# [Directions]
Your task is to output the listing word for word, with pictures excluded.

# [Provided records]

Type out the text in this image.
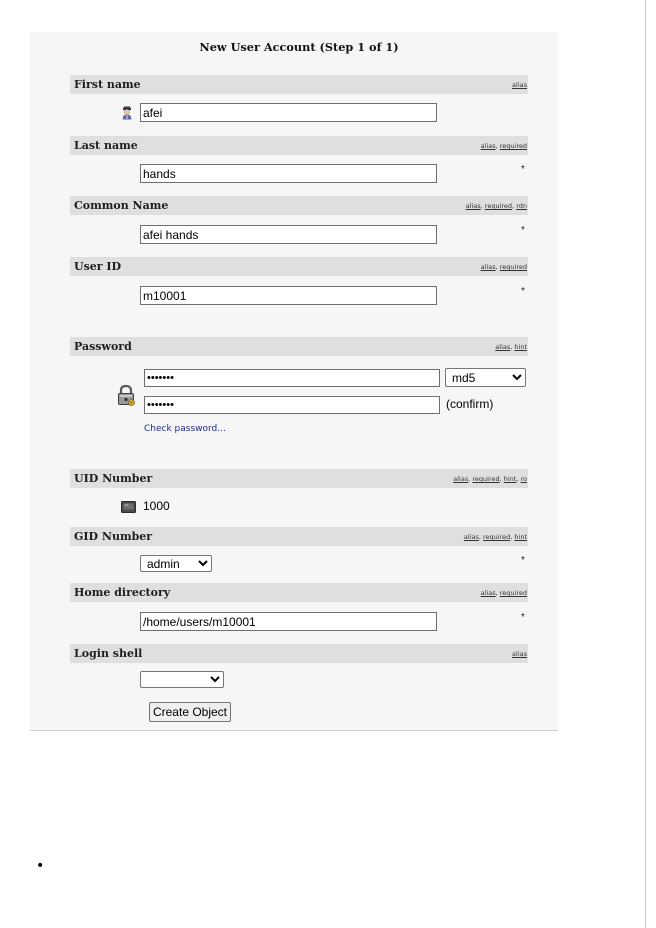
New User Account (Step 1 of 1)
First name	alias
afei
Last name	alias , required
hands
*
Common Name	alias , required , rdn
afei hands
*
User ID	alias , required
m10001
*
Password	alias , hint
•••••••
md5
•••••••
(confirm)
Check password...
UID Number	alias , required , hint , ro
1000
GID Number	alias , required , hint
admin
*
Home directory	alias , required
/home/users/m10001
*
Login shell	alias
Create Object
•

# [Finished task]
Type out the text in this image.
New User Account (Step 1 of 1)
First name	alias
afei
Last name	alias , required
hands
*
Common Name	alias , required , rdn
afei hands
*
User ID	alias , required
m10001
*
Password	alias , hint
•••••••
md5
•••••••
(confirm)
Check password...
UID Number	alias , required , hint , ro
1000
GID Number	alias , required , hint
admin
*
Home directory	alias , required
/home/users/m10001
*
Login shell	alias
Create Object
•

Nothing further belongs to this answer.